Preferred by the English for their substantial beer.

Standard Pint PounderStandard Pint PounderSuitable for lambics as well as the altbier and steam beer. Also great for Belgian Witbier. Thicker the glass, the colder it keeps the beer.
Stout StyleStout StyleThis style glass is perferred by the Irish for their dry, creamy stout. Narrower opening allows a thick creamy white head to develop.
WiessWiessA bell shaped top makes for zesty carbonation, and a robust head of beer. Nothing beats serving your Wheat beer in an authentic Bavarian Weizen Glass. These classy glasses, with their curves and length, show the beer's color and allows for much headspace to contain the fluffy heads association with the style. Most are 0.5L in size, with slight variations curviture and in sizes.
Boots
The story goes that during a grueling siege on a town, a Persian general promised his troops he would drink his beer from his boot if they could finally take the town. The troops took the town and the general had to deliver on his promise. Fearing what lurked in his boot (nothing like toe-jam floating in your beer), he had a friend, who just happened to be a glassmaker, fashion him a new boot made out of glass.

Chalices
The wide mouth of this type of glass allows for deep inhalation of the bouquet of beers with subtle aromas. The wide shape also encourages a well-carbonated ale to fully develop its head without giving the drinker a face full of foam. The rounded shape also allows quick warming of the beer if held in the drinker's hands, or more slowly if held by the stem.

Flutes
Champagne flutes are the ideal serving vessel for lambics. The tall narrow design helps preserve the delicate bubbles of an effervescent lambic and concentrates the bouquet of aromatic beers, channeling it directly to the nose.

Mugs
The dimpled sides make it easier to handle, especially if your hands become slippery. The large, open mouth releases the floral, herbal bouquet as well the malty aroma of the beer.

Pilsners
Pilsner glasses come in a variety shapes and sizes, but they all are designed to channel the floral hop aroma to the drinker's nose. The clear class showcases the brilliant golden color and lively stream of bubbles.

Thistles
Thistles are very similar to tulips and snifters, but the bowed shaped is considerably more evident. These glasses are designed to accent the malty aromas of Scottish ales while allowing for the beer to slip underneath the gargantuan head.

Imperial Pints
Imperial pints are simple pint glasses which have a bit different shape then shaker or nonick pints. Traditionally marked with the seal of the crown to signify that the glass meets royal standards for volume.

Nonick Pints
This style of pint is bulged near the rim for easier handling, as well as to capture the fresh, earthy bouquet of English hops and fruity fermented esters.

> **Data listing**:
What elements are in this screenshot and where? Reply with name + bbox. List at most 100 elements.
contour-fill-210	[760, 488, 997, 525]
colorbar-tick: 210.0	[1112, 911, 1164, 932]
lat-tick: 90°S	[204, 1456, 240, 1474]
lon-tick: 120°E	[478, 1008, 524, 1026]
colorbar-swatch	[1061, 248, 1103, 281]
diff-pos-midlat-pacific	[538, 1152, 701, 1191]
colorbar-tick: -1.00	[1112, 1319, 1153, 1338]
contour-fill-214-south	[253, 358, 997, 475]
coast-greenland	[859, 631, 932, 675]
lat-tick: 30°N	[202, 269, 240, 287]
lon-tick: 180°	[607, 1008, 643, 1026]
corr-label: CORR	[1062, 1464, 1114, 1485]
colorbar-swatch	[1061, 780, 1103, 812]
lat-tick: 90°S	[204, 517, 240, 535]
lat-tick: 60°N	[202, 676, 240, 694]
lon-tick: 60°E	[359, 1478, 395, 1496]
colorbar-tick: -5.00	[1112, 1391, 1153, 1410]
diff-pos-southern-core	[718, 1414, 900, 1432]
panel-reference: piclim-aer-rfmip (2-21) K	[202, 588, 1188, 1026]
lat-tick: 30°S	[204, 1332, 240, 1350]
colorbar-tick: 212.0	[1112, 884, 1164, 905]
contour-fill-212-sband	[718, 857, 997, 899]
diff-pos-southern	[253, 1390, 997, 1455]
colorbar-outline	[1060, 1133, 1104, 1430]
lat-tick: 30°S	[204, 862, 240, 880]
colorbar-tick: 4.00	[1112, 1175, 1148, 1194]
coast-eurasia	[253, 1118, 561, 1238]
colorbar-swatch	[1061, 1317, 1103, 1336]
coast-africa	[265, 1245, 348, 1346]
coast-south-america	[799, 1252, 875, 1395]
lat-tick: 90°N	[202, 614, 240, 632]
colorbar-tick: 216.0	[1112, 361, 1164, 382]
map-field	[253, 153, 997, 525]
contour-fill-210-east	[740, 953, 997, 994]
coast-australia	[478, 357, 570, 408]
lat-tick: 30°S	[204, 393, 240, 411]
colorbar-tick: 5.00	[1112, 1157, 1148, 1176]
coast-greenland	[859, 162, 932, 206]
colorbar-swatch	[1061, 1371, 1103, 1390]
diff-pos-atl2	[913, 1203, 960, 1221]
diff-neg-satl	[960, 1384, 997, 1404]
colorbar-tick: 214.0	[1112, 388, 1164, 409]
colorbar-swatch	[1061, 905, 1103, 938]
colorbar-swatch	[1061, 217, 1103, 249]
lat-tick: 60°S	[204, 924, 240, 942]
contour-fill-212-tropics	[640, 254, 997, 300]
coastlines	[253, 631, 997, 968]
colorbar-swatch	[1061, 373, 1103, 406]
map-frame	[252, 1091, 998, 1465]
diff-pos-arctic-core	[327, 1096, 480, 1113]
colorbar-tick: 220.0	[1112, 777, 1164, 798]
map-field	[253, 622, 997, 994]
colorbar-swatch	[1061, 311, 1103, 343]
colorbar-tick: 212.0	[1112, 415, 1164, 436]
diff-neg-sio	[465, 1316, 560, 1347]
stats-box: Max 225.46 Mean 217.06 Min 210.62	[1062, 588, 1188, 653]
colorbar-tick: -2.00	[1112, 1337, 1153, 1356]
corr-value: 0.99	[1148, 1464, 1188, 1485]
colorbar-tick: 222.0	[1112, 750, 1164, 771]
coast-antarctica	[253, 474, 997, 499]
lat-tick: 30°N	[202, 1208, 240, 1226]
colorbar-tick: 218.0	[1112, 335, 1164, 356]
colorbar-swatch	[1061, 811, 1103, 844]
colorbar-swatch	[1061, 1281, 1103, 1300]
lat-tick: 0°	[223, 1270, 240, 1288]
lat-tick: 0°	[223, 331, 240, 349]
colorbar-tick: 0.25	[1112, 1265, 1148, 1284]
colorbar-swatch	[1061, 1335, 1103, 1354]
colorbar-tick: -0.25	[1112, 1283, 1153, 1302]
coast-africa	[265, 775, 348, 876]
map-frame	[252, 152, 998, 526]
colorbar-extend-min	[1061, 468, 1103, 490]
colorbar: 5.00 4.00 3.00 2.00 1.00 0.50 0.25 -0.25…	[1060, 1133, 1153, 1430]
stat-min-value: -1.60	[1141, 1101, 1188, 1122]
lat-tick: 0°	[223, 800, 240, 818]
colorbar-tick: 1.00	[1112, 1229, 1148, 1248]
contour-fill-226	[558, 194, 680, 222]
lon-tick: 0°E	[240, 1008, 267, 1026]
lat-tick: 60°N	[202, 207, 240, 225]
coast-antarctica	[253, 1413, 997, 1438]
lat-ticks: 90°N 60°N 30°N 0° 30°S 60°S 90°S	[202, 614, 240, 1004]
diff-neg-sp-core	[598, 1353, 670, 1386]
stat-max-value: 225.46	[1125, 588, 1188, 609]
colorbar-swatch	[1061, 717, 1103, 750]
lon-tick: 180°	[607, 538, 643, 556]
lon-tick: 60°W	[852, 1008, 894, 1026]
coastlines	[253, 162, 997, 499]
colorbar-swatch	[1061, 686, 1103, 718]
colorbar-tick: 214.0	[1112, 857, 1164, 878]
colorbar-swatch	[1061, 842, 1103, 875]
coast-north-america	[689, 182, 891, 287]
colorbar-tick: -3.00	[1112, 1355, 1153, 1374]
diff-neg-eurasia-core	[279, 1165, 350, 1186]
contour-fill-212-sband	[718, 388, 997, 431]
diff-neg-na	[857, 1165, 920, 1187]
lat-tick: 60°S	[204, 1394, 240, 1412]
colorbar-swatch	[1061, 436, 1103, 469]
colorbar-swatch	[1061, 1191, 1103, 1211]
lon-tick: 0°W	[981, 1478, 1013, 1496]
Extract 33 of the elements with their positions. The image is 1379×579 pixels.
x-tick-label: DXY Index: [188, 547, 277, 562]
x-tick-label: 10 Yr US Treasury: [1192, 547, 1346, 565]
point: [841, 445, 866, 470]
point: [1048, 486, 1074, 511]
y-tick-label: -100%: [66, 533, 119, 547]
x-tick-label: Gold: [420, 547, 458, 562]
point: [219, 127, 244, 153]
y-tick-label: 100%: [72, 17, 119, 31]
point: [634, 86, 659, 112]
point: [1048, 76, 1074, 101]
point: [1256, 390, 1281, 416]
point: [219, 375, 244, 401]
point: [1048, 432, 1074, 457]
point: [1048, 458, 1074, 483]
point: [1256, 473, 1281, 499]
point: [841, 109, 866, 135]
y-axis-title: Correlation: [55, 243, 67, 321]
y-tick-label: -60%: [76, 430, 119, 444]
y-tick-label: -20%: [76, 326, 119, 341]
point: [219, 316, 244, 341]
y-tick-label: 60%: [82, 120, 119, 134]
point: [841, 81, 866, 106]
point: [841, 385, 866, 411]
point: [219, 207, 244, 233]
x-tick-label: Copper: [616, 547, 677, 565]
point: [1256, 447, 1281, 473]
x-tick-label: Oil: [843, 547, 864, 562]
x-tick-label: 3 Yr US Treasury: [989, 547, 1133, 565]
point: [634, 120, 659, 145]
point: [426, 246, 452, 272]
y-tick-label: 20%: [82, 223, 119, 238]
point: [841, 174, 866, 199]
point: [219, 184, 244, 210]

> **About this task**: According to the text on beer glassware, what does the seal of the crown on imperial pints signify? The items are not used in this exercise.

> **Output for this exercise**: It signifies that the glass meets royal standards for volume.